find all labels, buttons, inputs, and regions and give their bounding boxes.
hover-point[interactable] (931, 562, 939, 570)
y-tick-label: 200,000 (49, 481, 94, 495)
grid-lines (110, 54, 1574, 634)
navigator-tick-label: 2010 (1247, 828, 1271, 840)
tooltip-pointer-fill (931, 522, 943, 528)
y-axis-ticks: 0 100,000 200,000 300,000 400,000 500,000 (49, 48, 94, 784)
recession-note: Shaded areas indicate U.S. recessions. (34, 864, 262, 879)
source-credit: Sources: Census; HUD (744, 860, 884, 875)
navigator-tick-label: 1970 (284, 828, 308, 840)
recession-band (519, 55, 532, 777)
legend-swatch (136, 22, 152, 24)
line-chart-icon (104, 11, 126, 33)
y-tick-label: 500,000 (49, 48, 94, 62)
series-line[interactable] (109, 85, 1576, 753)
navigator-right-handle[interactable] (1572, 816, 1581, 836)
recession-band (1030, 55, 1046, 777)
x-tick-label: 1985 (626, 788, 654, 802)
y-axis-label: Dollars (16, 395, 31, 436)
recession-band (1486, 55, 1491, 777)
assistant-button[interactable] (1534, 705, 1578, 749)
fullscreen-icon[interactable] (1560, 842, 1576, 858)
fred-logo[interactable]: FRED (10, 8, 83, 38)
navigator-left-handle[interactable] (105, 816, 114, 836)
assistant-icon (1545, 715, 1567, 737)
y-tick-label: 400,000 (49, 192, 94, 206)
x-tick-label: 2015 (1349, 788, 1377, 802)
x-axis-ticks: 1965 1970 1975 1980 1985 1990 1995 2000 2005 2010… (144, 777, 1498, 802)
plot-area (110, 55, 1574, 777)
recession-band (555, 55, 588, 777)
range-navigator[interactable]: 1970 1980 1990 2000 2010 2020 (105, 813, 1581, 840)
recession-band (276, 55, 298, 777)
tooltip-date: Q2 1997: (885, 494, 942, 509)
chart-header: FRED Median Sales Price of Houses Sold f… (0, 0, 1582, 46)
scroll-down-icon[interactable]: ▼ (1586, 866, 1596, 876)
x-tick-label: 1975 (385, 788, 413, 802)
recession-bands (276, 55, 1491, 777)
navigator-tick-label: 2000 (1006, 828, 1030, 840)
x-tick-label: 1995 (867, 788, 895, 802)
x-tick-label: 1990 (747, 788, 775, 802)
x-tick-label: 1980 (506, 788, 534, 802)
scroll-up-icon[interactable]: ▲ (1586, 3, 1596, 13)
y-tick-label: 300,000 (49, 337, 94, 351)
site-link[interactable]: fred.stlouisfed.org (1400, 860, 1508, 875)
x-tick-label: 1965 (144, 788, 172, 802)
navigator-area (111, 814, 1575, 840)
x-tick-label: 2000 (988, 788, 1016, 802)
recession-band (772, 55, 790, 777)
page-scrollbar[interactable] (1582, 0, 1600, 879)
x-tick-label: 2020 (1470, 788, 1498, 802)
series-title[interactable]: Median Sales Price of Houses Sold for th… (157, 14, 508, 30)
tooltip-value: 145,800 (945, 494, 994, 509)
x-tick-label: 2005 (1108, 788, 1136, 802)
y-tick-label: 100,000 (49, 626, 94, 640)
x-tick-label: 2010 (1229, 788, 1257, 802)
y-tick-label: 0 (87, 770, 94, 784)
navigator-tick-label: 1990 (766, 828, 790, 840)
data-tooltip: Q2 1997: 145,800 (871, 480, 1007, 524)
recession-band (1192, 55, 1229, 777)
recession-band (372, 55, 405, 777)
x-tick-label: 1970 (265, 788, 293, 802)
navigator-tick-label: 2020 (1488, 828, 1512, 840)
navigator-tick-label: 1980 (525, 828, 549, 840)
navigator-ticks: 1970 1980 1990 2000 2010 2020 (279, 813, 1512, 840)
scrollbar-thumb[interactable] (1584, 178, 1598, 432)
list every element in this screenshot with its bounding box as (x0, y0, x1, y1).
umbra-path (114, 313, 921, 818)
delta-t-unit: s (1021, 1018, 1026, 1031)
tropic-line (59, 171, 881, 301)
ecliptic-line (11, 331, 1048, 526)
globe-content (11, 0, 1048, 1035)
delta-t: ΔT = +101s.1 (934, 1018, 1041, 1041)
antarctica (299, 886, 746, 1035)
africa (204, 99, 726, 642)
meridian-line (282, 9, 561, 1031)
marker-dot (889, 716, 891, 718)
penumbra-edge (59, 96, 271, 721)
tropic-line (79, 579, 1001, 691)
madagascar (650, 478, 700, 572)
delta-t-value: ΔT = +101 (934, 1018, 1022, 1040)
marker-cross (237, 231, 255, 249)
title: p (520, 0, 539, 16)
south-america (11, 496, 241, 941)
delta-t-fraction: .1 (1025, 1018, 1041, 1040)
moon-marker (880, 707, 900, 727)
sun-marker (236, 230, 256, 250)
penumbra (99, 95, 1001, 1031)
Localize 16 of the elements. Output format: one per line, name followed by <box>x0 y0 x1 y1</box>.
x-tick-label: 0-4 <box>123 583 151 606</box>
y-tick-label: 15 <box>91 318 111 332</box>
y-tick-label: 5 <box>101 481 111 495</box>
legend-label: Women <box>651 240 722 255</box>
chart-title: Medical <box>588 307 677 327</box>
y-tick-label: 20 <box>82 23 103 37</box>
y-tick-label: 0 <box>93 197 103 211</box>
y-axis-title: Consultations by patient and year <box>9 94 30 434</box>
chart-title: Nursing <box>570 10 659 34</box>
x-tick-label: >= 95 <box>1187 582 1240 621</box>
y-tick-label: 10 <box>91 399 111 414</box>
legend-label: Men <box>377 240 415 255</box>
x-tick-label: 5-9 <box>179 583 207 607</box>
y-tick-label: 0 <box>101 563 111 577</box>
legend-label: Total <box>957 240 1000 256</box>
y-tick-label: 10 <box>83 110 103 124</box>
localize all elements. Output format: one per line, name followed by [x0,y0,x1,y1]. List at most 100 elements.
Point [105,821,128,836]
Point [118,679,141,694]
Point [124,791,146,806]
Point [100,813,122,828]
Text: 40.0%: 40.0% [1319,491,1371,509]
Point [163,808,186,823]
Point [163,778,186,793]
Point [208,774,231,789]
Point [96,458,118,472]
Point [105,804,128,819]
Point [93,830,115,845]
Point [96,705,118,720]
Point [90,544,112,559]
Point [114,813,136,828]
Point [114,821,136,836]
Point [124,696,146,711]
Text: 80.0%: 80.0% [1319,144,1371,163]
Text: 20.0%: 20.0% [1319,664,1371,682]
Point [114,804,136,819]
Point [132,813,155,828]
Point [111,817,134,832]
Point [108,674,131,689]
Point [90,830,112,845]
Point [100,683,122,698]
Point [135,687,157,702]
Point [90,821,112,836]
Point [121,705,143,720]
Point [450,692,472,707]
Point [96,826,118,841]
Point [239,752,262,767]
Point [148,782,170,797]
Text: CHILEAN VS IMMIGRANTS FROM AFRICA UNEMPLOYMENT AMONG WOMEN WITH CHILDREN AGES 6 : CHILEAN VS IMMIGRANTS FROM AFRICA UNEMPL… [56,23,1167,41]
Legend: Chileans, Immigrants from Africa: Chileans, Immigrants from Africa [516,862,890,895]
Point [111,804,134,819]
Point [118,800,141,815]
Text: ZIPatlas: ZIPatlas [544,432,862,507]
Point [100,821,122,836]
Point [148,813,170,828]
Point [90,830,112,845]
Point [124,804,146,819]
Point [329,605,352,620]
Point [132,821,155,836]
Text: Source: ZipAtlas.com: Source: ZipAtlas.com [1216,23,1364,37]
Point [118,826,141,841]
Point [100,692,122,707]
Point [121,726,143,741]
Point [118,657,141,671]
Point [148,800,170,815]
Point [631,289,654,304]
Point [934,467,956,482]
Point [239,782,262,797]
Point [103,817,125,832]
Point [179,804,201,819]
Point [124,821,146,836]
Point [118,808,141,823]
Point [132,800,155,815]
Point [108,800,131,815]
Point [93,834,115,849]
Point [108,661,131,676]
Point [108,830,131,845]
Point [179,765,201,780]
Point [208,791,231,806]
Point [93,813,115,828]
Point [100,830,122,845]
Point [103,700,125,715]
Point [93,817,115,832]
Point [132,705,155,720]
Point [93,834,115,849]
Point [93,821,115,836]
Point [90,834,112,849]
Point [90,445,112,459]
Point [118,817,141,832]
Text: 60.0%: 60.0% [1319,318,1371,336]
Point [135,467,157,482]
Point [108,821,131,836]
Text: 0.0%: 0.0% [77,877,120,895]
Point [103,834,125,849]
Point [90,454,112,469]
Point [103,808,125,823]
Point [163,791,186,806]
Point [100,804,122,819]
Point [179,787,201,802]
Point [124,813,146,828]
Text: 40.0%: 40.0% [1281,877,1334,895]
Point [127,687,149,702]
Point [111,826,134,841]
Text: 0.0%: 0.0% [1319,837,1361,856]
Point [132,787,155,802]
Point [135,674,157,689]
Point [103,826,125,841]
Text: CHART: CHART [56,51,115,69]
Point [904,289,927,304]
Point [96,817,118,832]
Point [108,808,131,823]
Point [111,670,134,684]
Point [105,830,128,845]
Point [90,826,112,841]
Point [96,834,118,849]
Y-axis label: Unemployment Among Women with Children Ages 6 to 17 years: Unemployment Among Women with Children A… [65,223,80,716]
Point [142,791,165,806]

#### [PROMPT]
Can you return, unchanged, every line from the very first one through the line containing "tooltip-pointer-fill (931, 522, 943, 528)", both included?

#### [SOLUTION TO THE EXERCISE]
find all labels, buttons, inputs, and regions and give their bounding boxes.
hover-point[interactable] (931, 562, 939, 570)
y-tick-label: 200,000 (49, 481, 94, 495)
grid-lines (110, 54, 1574, 634)
navigator-tick-label: 2010 (1247, 828, 1271, 840)
tooltip-pointer-fill (931, 522, 943, 528)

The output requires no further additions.